* Stated task *
Your task is to extract every line from the material below exactly.

* Listing *
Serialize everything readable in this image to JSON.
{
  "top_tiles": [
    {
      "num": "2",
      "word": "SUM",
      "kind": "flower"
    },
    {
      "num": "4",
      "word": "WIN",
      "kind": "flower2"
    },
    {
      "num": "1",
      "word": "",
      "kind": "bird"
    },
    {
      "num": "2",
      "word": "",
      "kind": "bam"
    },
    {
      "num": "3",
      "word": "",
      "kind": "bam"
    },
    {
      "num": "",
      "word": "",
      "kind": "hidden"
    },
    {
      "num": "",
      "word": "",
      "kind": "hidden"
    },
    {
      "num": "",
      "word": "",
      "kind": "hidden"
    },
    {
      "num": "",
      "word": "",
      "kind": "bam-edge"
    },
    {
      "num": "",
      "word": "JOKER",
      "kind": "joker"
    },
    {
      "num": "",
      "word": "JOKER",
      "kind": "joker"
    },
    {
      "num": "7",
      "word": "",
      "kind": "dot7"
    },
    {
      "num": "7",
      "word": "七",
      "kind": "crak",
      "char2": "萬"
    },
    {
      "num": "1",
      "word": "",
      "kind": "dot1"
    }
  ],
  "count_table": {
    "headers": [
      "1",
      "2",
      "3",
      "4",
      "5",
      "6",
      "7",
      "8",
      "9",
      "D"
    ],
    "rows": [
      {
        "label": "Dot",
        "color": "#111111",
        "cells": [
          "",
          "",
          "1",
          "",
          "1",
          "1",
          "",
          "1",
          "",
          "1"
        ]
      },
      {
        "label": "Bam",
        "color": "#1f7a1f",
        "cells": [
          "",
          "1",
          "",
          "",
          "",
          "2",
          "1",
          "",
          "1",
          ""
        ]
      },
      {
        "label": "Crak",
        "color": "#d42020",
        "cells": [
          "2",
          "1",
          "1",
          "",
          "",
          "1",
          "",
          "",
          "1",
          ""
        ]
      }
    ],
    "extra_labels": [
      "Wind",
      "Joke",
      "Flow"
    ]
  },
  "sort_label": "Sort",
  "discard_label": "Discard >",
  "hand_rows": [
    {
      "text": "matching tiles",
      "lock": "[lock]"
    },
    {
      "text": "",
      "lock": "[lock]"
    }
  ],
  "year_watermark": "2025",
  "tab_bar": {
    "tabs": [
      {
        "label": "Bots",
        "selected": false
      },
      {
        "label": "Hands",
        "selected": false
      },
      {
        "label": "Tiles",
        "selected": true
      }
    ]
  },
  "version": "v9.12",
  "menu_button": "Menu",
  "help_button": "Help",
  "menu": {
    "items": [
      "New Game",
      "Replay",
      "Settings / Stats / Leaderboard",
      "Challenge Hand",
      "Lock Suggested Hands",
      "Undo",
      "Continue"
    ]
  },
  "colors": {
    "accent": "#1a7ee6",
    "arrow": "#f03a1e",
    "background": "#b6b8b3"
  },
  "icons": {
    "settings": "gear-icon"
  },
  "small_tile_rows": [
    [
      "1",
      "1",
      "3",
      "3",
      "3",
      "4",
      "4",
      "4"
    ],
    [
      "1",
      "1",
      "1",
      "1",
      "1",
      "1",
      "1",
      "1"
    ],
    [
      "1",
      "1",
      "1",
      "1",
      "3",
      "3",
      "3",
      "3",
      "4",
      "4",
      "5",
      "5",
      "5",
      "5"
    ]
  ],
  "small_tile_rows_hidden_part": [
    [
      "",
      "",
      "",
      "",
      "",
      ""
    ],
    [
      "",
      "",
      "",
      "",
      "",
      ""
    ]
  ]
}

* Answer for the task *
Serialize everything readable in this image to JSON.
{
  "top_tiles": [
    {
      "num": "2",
      "word": "SUM",
      "kind": "flower"
    },
    {
      "num": "4",
      "word": "WIN",
      "kind": "flower2"
    },
    {
      "num": "1",
      "word": "",
      "kind": "bird"
    },
    {
      "num": "2",
      "word": "",
      "kind": "bam"
    },
    {
      "num": "3",
      "word": "",
      "kind": "bam"
    },
    {
      "num": "",
      "word": "",
      "kind": "hidden"
    },
    {
      "num": "",
      "word": "",
      "kind": "hidden"
    },
    {
      "num": "",
      "word": "",
      "kind": "hidden"
    },
    {
      "num": "",
      "word": "",
      "kind": "bam-edge"
    },
    {
      "num": "",
      "word": "JOKER",
      "kind": "joker"
    },
    {
      "num": "",
      "word": "JOKER",
      "kind": "joker"
    },
    {
      "num": "7",
      "word": "",
      "kind": "dot7"
    },
    {
      "num": "7",
      "word": "七",
      "kind": "crak",
      "char2": "萬"
    },
    {
      "num": "1",
      "word": "",
      "kind": "dot1"
    }
  ],
  "count_table": {
    "headers": [
      "1",
      "2",
      "3",
      "4",
      "5",
      "6",
      "7",
      "8",
      "9",
      "D"
    ],
    "rows": [
      {
        "label": "Dot",
        "color": "#111111",
        "cells": [
          "",
          "",
          "1",
          "",
          "1",
          "1",
          "",
          "1",
          "",
          "1"
        ]
      },
      {
        "label": "Bam",
        "color": "#1f7a1f",
        "cells": [
          "",
          "1",
          "",
          "",
          "",
          "2",
          "1",
          "",
          "1",
          ""
        ]
      },
      {
        "label": "Crak",
        "color": "#d42020",
        "cells": [
          "2",
          "1",
          "1",
          "",
          "",
          "1",
          "",
          "",
          "1",
          ""
        ]
      }
    ],
    "extra_labels": [
      "Wind",
      "Joke",
      "Flow"
    ]
  },
  "sort_label": "Sort",
  "discard_label": "Discard >",
  "hand_rows": [
    {
      "text": "matching tiles",
      "lock": "[lock]"
    },
    {
      "text": "",
      "lock": "[lock]"
    }
  ],
  "year_watermark": "2025",
  "tab_bar": {
    "tabs": [
      {
        "label": "Bots",
        "selected": false
      },
      {
        "label": "Hands",
        "selected": false
      },
      {
        "label": "Tiles",
        "selected": true
      }
    ]
  },
  "version": "v9.12",
  "menu_button": "Menu",
  "help_button": "Help",
  "menu": {
    "items": [
      "New Game",
      "Replay",
      "Settings / Stats / Leaderboard",
      "Challenge Hand",
      "Lock Suggested Hands",
      "Undo",
      "Continue"
    ]
  },
  "colors": {
    "accent": "#1a7ee6",
    "arrow": "#f03a1e",
    "background": "#b6b8b3"
  },
  "icons": {
    "settings": "gear-icon"
  },
  "small_tile_rows": [
    [
      "1",
      "1",
      "3",
      "3",
      "3",
      "4",
      "4",
      "4"
    ],
    [
      "1",
      "1",
      "1",
      "1",
      "1",
      "1",
      "1",
      "1"
    ],
    [
      "1",
      "1",
      "1",
      "1",
      "3",
      "3",
      "3",
      "3",
      "4",
      "4",
      "5",
      "5",
      "5",
      "5"
    ]
  ],
  "small_tile_rows_hidden_part": [
    [
      "",
      "",
      "",
      "",
      "",
      ""
    ],
    [
      "",
      "",
      "",
      "",
      "",
      ""
    ]
  ]
}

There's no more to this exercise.